Exercise description
Work out how many lines of the listing hold the string "Regensburg". Answer with that number alone.

_ _ _ _ _

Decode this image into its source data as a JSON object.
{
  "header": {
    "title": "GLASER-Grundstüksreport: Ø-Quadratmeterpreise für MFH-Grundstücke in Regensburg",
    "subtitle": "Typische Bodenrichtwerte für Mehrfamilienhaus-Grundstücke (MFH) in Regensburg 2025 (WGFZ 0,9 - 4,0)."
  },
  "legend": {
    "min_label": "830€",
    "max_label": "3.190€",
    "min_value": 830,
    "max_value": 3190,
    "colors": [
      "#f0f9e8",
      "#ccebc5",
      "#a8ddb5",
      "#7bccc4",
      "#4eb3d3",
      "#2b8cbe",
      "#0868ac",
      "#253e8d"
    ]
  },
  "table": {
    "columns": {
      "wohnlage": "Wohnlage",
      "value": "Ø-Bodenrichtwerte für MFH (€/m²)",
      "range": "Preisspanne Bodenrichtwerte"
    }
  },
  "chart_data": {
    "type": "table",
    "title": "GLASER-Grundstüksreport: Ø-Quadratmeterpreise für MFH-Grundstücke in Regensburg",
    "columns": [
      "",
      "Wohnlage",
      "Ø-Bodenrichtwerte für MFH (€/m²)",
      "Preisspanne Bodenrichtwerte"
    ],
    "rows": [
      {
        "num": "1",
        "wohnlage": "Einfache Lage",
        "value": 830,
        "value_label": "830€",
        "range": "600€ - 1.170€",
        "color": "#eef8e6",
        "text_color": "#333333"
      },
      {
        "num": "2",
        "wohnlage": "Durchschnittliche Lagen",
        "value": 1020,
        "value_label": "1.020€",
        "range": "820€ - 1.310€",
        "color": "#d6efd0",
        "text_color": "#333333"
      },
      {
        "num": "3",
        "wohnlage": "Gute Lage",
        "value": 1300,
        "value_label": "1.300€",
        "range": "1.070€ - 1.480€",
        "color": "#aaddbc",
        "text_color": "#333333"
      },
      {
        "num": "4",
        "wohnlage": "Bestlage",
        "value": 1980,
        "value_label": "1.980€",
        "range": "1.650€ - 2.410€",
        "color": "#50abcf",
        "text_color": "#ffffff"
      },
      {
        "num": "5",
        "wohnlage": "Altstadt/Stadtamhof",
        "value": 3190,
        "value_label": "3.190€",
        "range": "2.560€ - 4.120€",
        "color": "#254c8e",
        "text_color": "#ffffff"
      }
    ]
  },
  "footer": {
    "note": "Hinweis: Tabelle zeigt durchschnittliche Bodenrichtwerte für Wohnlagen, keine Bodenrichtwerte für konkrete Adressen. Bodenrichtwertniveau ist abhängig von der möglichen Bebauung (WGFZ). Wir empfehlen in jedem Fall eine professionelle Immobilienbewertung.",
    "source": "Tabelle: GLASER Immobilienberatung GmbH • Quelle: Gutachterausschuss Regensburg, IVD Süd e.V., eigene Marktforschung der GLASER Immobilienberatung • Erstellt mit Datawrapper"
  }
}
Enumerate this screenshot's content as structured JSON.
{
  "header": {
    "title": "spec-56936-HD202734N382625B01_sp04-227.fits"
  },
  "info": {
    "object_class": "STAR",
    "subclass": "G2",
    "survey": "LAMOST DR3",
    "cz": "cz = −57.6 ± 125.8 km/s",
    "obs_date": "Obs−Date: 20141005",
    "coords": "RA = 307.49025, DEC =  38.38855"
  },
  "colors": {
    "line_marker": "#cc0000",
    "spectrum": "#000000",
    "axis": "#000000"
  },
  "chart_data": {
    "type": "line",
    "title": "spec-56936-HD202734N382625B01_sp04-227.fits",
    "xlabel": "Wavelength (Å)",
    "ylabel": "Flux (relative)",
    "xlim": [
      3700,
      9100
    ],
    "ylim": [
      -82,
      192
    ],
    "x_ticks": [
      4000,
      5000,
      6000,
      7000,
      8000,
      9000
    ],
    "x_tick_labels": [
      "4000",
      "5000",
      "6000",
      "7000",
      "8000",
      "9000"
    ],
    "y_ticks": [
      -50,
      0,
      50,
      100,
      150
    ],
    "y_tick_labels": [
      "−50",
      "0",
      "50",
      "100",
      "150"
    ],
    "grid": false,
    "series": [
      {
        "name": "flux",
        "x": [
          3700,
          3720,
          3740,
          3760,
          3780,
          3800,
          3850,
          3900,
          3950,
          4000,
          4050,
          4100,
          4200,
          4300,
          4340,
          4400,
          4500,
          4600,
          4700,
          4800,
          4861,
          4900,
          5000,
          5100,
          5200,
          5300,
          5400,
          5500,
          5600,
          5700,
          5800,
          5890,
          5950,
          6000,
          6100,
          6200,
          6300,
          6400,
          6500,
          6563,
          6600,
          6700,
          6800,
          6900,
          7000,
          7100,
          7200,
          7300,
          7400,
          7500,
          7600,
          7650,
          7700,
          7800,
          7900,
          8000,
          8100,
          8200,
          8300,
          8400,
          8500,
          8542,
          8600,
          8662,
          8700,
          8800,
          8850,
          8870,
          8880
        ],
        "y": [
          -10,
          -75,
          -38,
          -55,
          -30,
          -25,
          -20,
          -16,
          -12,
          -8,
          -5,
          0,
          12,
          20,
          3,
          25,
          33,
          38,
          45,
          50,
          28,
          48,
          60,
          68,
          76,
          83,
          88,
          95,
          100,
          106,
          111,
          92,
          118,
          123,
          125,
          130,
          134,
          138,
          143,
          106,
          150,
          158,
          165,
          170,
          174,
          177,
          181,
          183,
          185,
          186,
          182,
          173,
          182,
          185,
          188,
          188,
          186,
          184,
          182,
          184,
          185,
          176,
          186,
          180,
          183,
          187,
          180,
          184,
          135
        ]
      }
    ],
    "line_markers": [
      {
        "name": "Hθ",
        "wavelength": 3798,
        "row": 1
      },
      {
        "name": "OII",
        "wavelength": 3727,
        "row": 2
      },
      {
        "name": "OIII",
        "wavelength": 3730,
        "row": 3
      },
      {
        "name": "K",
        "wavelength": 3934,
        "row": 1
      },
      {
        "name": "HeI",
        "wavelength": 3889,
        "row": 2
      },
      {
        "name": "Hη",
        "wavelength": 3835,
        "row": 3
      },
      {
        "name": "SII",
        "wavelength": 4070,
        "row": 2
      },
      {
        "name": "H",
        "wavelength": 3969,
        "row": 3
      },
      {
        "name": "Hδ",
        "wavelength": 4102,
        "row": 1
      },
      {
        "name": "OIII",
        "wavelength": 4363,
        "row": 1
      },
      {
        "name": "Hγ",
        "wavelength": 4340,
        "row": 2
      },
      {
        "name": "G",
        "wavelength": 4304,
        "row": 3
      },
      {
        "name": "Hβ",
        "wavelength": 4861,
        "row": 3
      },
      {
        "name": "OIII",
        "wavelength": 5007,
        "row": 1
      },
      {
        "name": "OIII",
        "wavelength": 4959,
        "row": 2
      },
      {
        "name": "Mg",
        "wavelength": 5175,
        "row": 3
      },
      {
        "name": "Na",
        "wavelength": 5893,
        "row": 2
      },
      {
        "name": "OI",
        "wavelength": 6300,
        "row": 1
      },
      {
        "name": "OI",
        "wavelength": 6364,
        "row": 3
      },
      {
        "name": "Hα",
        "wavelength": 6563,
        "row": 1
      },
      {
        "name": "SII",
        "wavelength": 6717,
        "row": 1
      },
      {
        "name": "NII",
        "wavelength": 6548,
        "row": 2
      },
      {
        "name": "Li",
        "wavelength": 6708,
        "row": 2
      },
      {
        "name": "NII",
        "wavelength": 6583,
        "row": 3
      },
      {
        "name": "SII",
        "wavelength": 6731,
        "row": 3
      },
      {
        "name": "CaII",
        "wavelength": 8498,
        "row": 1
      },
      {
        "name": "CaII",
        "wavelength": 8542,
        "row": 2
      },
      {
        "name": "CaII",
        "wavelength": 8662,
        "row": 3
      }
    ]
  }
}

_ _ _ _ _

Task result
4